TASK OBJECTIVE ▸ Find every line in the records below that holds the word "людей", and copy each one.

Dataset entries
==*==

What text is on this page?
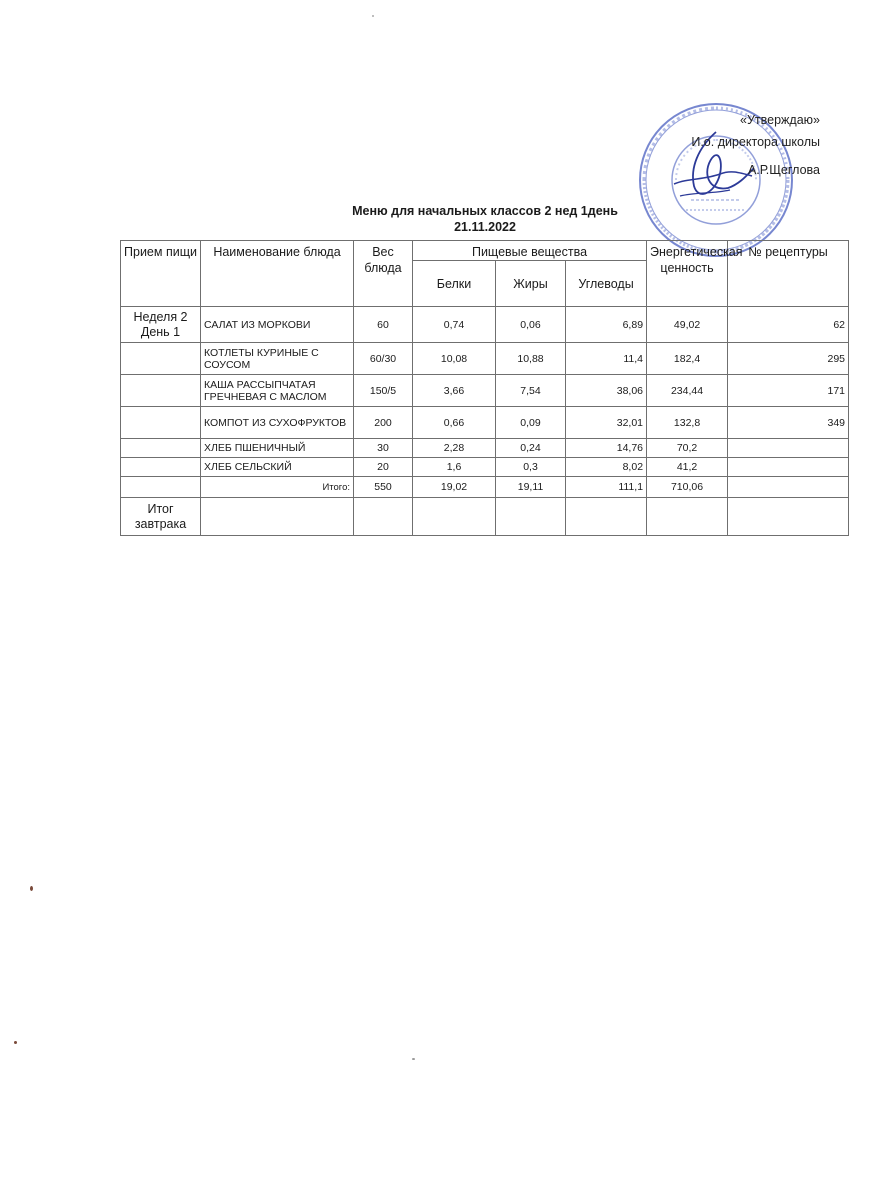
«Утверждаю»
И.о. директора школы
А.Р.Щеглова
Меню для начальных классов 2 нед 1день
21.11.2022
Прием пищи	Наименование блюда	Вес блюда	Пищевые вещества			Энергетическая ценность	№ рецептуры
			Белки	Жиры	Углеводы		
Неделя 2 День 1	САЛАТ ИЗ МОРКОВИ	60	0,74	0,06	6,89	49,02	62
	КОТЛЕТЫ КУРИНЫЕ С СОУСОМ	60/30	10,08	10,88	11,4	182,4	295
	КАША РАССЫПЧАТАЯ ГРЕЧНЕВАЯ С МАСЛОМ	150/5	3,66	7,54	38,06	234,44	171
	КОМПОТ ИЗ СУХОФРУКТОВ	200	0,66	0,09	32,01	132,8	349
	ХЛЕБ ПШЕНИЧНЫЙ	30	2,28	0,24	14,76	70,2	
	ХЛЕБ СЕЛЬСКИЙ	20	1,6	0,3	8,02	41,2	
	Итого:	550	19,02	19,11	111,1	710,06	
Итог завтрака							
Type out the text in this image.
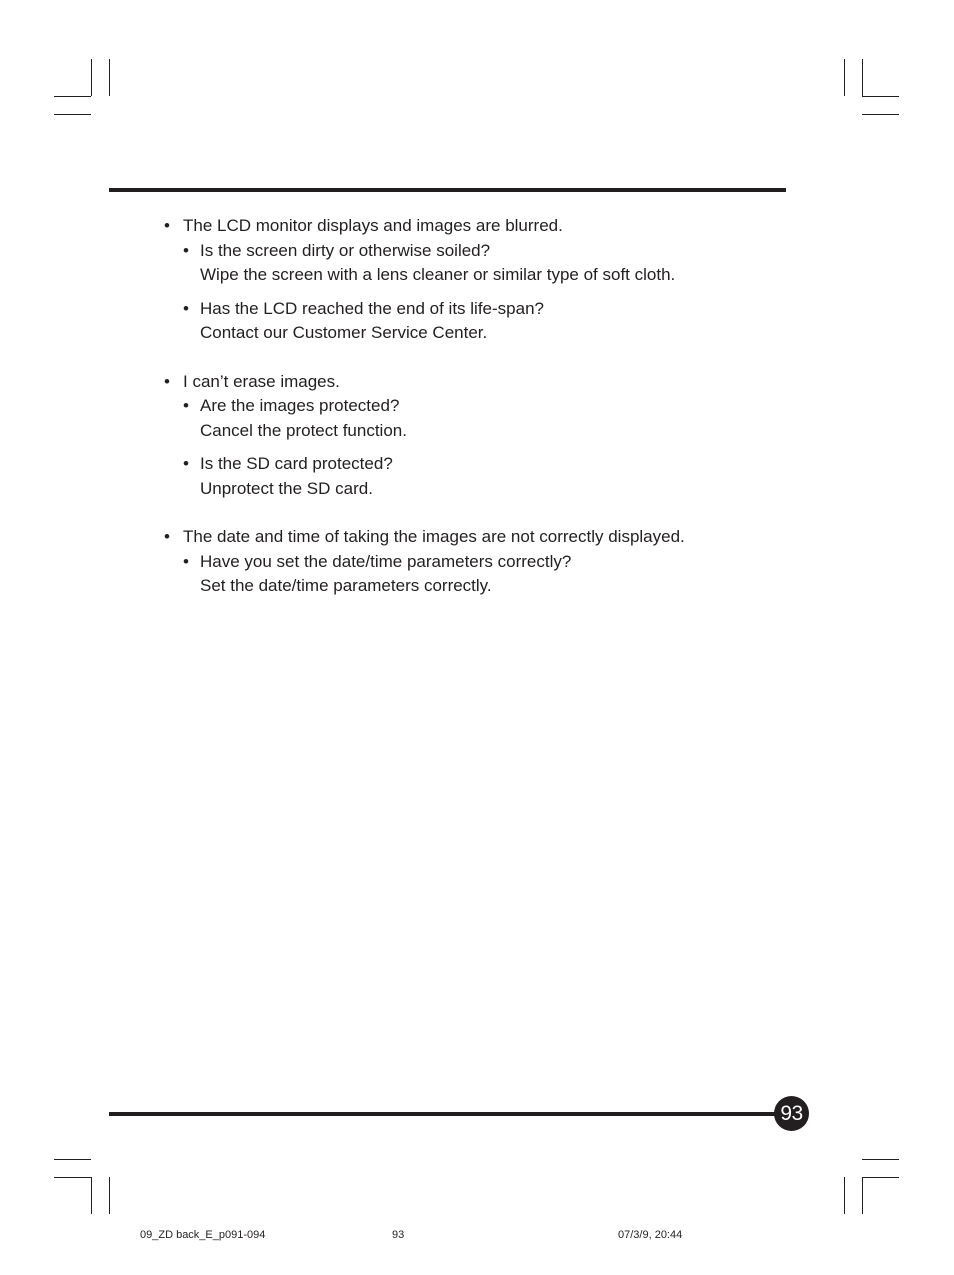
• The LCD monitor displays and images are blurred.
• Is the screen dirty or otherwise soiled?
Wipe the screen with a lens cleaner or similar type of soft cloth.
• Has the LCD reached the end of its life-span?
Contact our Customer Service Center.
• I can’t erase images.
• Are the images protected?
Cancel the protect function.
• Is the SD card protected?
Unprotect the SD card.
• The date and time of taking the images are not correctly displayed.
• Have you set the date/time parameters correctly?
Set the date/time parameters correctly.
93
09_ZD back_E_p091-094	93	07/3/9, 20:44
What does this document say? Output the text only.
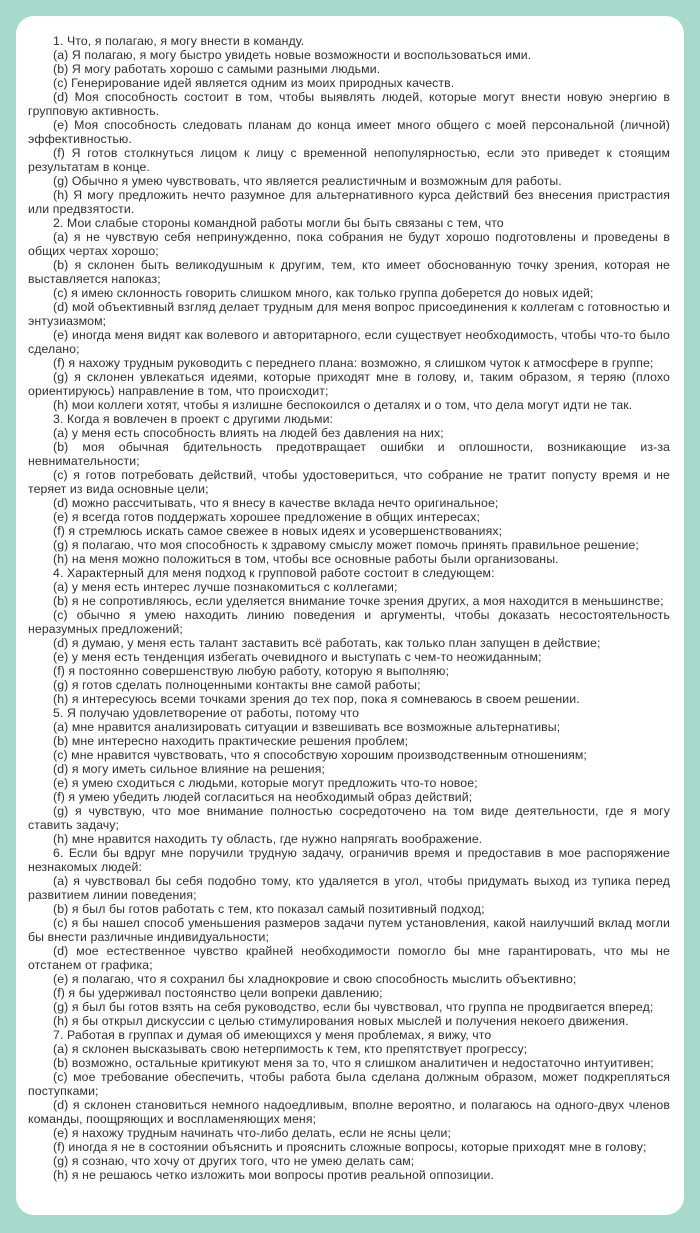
1. Что, я полагаю, я могу внести в команду.

(a) Я полагаю, я могу быстро увидеть новые возможности и воспользоваться ими.

(b) Я могу работать хорошо с самыми разными людьми.

(c) Генерирование идей является одним из моих природных качеств.

(d) Моя способность состоит в том, чтобы выявлять людей, которые могут внести новую энергию в групповую активность.

(e) Моя способность следовать планам до конца имеет много общего с моей персональной (личной) эффективностью.

(f) Я готов столкнуться лицом к лицу с временной непопулярностью, если это приведет к стоящим результатам в конце.

(g) Обычно я умею чувствовать, что является реалистичным и возможным для работы.

(h) Я могу предложить нечто разумное для альтернативного курса действий без внесения пристрастия или предвзятости.

2. Мои слабые стороны командной работы могли бы быть связаны с тем, что

(a) я не чувствую себя непринужденно, пока собрания не будут хорошо подготовлены и проведены в общих чертах хорошо;

(b) я склонен быть великодушным к другим, тем, кто имеет обоснованную точку зрения, которая не выставляется напоказ;

(c) я имею склонность говорить слишком много, как только группа доберется до новых идей;

(d) мой объективный взгляд делает трудным для меня вопрос присоединения к коллегам с готовностью и энтузиазмом;

(e) иногда меня видят как волевого и авторитарного, если существует необходимость, чтобы что-то было сделано;

(f) я нахожу трудным руководить с переднего плана: возможно, я слишком чуток к атмосфере в группе;

(g) я склонен увлекаться идеями, которые приходят мне в голову, и, таким образом, я теряю (плохо ориентируюсь) направление в том, что происходит;

(h) мои коллеги хотят, чтобы я излишне беспокоился о деталях и о том, что дела могут идти не так.

3. Когда я вовлечен в проект с другими людьми:

(a) у меня есть способность влиять на людей без давления на них;

(b) моя обычная бдительность предотвращает ошибки и оплошности, возникающие из-за невнимательности;

(c) я готов потребовать действий, чтобы удостовериться, что собрание не тратит попусту время и не теряет из вида основные цели;

(d) можно рассчитывать, что я внесу в качестве вклада нечто оригинальное;

(e) я всегда готов поддержать хорошее предложение в общих интересах;

(f) я стремлюсь искать самое свежее в новых идеях и усовершенствованиях;

(g) я полагаю, что моя способность к здравому смыслу может помочь принять правильное решение;

(h) на меня можно положиться в том, чтобы все основные работы были организованы.

4. Характерный для меня подход к групповой работе состоит в следующем:

(a) у меня есть интерес лучше познакомиться с коллегами;

(b) я не сопротивляюсь, если уделяется внимание точке зрения других, а моя находится в меньшинстве;

(c) обычно я умею находить линию поведения и аргументы, чтобы доказать несостоятельность неразумных предложений;

(d) я думаю, у меня есть талант заставить всё работать, как только план запущен в действие;

(e) у меня есть тенденция избегать очевидного и выступать с чем-то неожиданным;

(f) я постоянно совершенствую любую работу, которую я выполняю;

(g) я готов сделать полноценными контакты вне самой работы;

(h) я интересуюсь всеми точками зрения до тех пор, пока я сомневаюсь в своем решении.

5. Я получаю удовлетворение от работы, потому что

(a) мне нравится анализировать ситуации и взвешивать все возможные альтернативы;

(b) мне интересно находить практические решения проблем;

(c) мне нравится чувствовать, что я способствую хорошим производственным отношениям;

(d) я могу иметь сильное влияние на решения;

(e) я умею сходиться с людьми, которые могут предложить что-то новое;

(f) я умею убедить людей согласиться на необходимый образ действий;

(g) я чувствую, что мое внимание полностью сосредоточено на том виде деятельности, где я могу ставить задачу;

(h) мне нравится находить ту область, где нужно напрягать воображение.

6. Если бы вдруг мне поручили трудную задачу, ограничив время и предоставив в мое распоряжение незнакомых людей:

(a) я чувствовал бы себя подобно тому, кто удаляется в угол, чтобы придумать выход из тупика перед развитием линии поведения;

(b) я был бы готов работать с тем, кто показал самый позитивный подход;

(c) я бы нашел способ уменьшения размеров задачи путем установления, какой наилучший вклад могли бы внести различные индивидуальности;

(d) мое естественное чувство крайней необходимости помогло бы мне гарантировать, что мы не отстанем от графика;

(e) я полагаю, что я сохранил бы хладнокровие и свою способность мыслить объективно;

(f) я бы удерживал постоянство цели вопреки давлению;

(g) я был бы готов взять на себя руководство, если бы чувствовал, что группа не продвигается вперед;

(h) я бы открыл дискуссии с целью стимулирования новых мыслей и получения некоего движения.

7. Работая в группах и думая об имеющихся у меня проблемах, я вижу, что

(a) я склонен высказывать свою нетерпимость к тем, кто препятствует прогрессу;

(b) возможно, остальные критикуют меня за то, что я слишком аналитичен и недостаточно интуитивен;

(c) мое требование обеспечить, чтобы работа была сделана должным образом, может подкрепляться поступками;

(d) я склонен становиться немного надоедливым, вполне вероятно, и полагаюсь на одного-двух членов команды, поощряющих и воспламеняющих меня;

(e) я нахожу трудным начинать что-либо делать, если не ясны цели;

(f) иногда я не в состоянии объяснить и прояснить сложные вопросы, которые приходят мне в голову;

(g) я сознаю, что хочу от других того, что не умею делать сам;

(h) я не решаюсь четко изложить мои вопросы против реальной оппозиции.
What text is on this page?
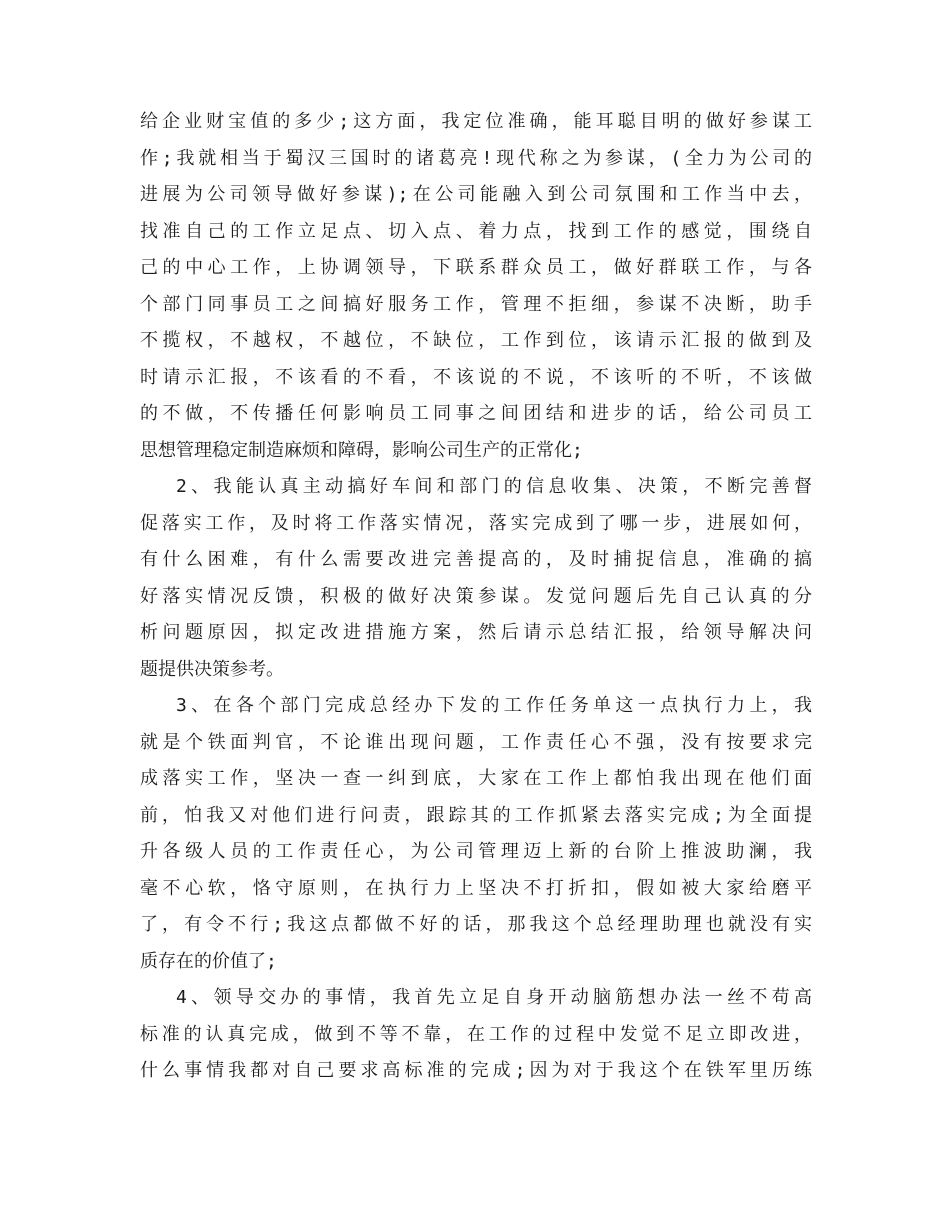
给企业财宝值的多少;这方面，我定位准确，能耳聪目明的做好参谋工
作;我就相当于蜀汉三国时的诸葛亮!现代称之为参谋，(全力为公司的
进展为公司领导做好参谋);在公司能融入到公司氛围和工作当中去，
找准自己的工作立足点、切入点、着力点，找到工作的感觉，围绕自
己的中心工作，上协调领导，下联系群众员工，做好群联工作，与各
个部门同事员工之间搞好服务工作，管理不拒细，参谋不决断，助手
不揽权，不越权，不越位，不缺位，工作到位，该请示汇报的做到及
时请示汇报，不该看的不看，不该说的不说，不该听的不听，不该做
的不做，不传播任何影响员工同事之间团结和进步的话，给公司员工
思想管理稳定制造麻烦和障碍，影响公司生产的正常化;
2、我能认真主动搞好车间和部门的信息收集、决策，不断完善督
促落实工作，及时将工作落实情况，落实完成到了哪一步，进展如何，
有什么困难，有什么需要改进完善提高的，及时捕捉信息，准确的搞
好落实情况反馈，积极的做好决策参谋。发觉问题后先自己认真的分
析问题原因，拟定改进措施方案，然后请示总结汇报，给领导解决问
题提供决策参考。
3、在各个部门完成总经办下发的工作任务单这一点执行力上，我
就是个铁面判官，不论谁出现问题，工作责任心不强，没有按要求完
成落实工作，坚决一查一纠到底，大家在工作上都怕我出现在他们面
前，怕我又对他们进行问责，跟踪其的工作抓紧去落实完成;为全面提
升各级人员的工作责任心，为公司管理迈上新的台阶上推波助澜，我
毫不心软，恪守原则，在执行力上坚决不打折扣，假如被大家给磨平
了，有令不行;我这点都做不好的话，那我这个总经理助理也就没有实
质存在的价值了;
4、领导交办的事情，我首先立足自身开动脑筋想办法一丝不苟高
标准的认真完成，做到不等不靠，在工作的过程中发觉不足立即改进，
什么事情我都对自己要求高标准的完成;因为对于我这个在铁军里历练
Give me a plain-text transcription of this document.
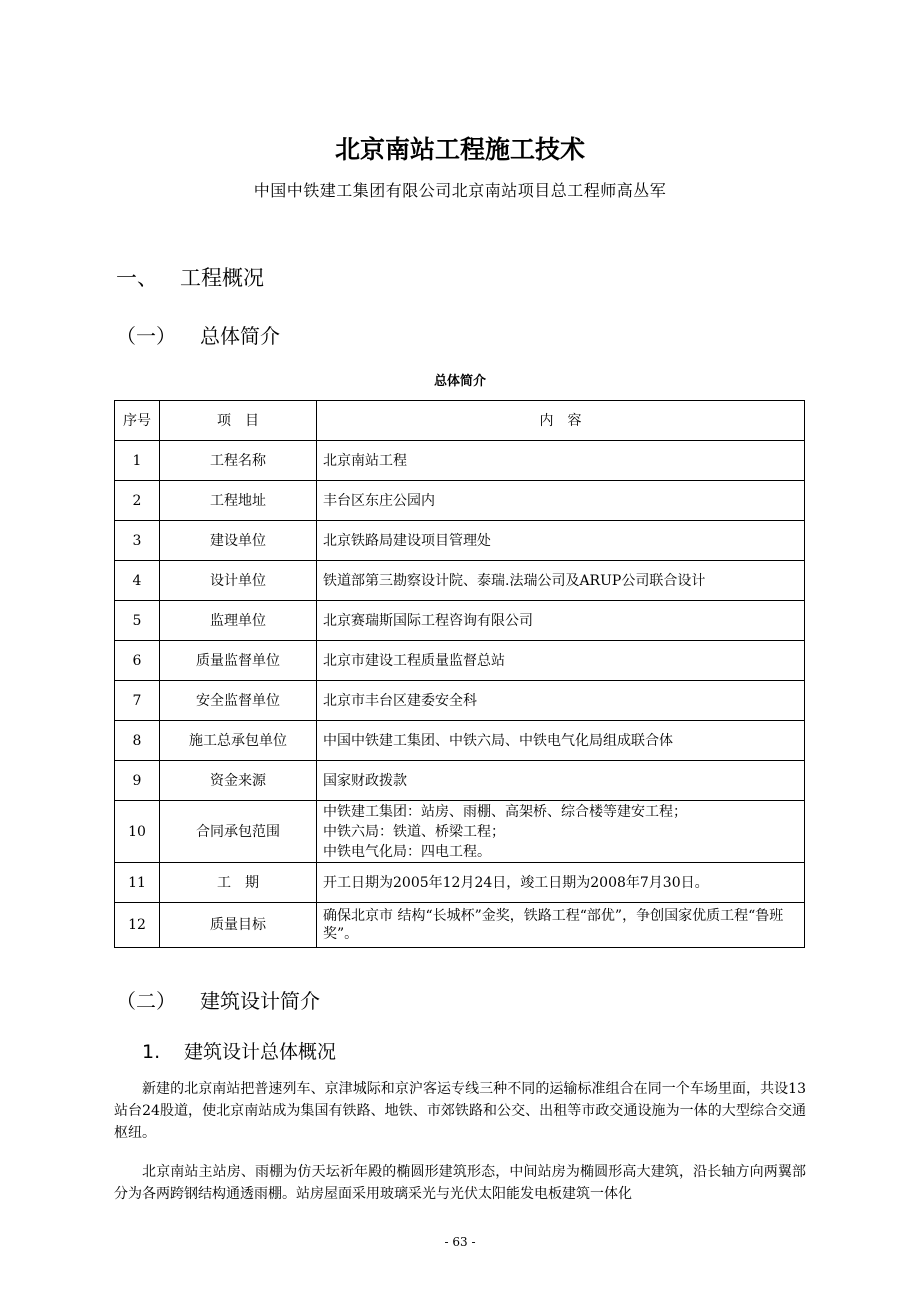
北京南站工程施工技术
中国中铁建工集团有限公司北京南站项目总工程师高丛军
一、 工程概况
（一） 总体简介
总体简介
序号	项　目	内　容
1	工程名称	北京南站工程
2	工程地址	丰台区东庄公园内
3	建设单位	北京铁路局建设项目管理处
4	设计单位	铁道部第三勘察设计院、泰瑞.法瑞公司及ARUP公司联合设计
5	监理单位	北京赛瑞斯国际工程咨询有限公司
6	质量监督单位	北京市建设工程质量监督总站
7	安全监督单位	北京市丰台区建委安全科
8	施工总承包单位	中国中铁建工集团、中铁六局、中铁电气化局组成联合体
9	资金来源	国家财政拨款
10	合同承包范围	中铁建工集团：站房、雨棚、高架桥、综合楼等建安工程；
中铁六局：铁道、桥梁工程；
中铁电气化局：四电工程。

11	工　期	开工日期为2005年12月24日，竣工日期为2008年7月30日。
12	质量目标	确保北京市 结构“长城杯”金奖，铁路工程“部优”，争创国家优质工程“鲁班奖”。
（二） 建筑设计简介
1. 建筑设计总体概况
新建的北京南站把普速列车、京津城际和京沪客运专线三种不同的运输标准组合在同一个车场里面，共设13站台24股道，使北京南站成为集国有铁路、地铁、市郊铁路和公交、出租等市政交通设施为一体的大型综合交通枢纽。
北京南站主站房、雨棚为仿天坛祈年殿的椭圆形建筑形态，中间站房为椭圆形高大建筑，沿长轴方向两翼部分为各两跨钢结构通透雨棚。站房屋面采用玻璃采光与光伏太阳能发电板建筑一体化
- 63 -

==*==

FULL ANSWER ▸
(d) Моя способность состоит в том, чтобы выявлять людей, которые могут внести новую энергию в групповую активность.
(a) у меня есть способность влиять на людей без давления на них;
(f) я умею убедить людей согласиться на необходимый образ действий;
6. Если бы вдруг мне поручили трудную задачу, ограничив время и предоставив в мое распоряжение незнакомых людей:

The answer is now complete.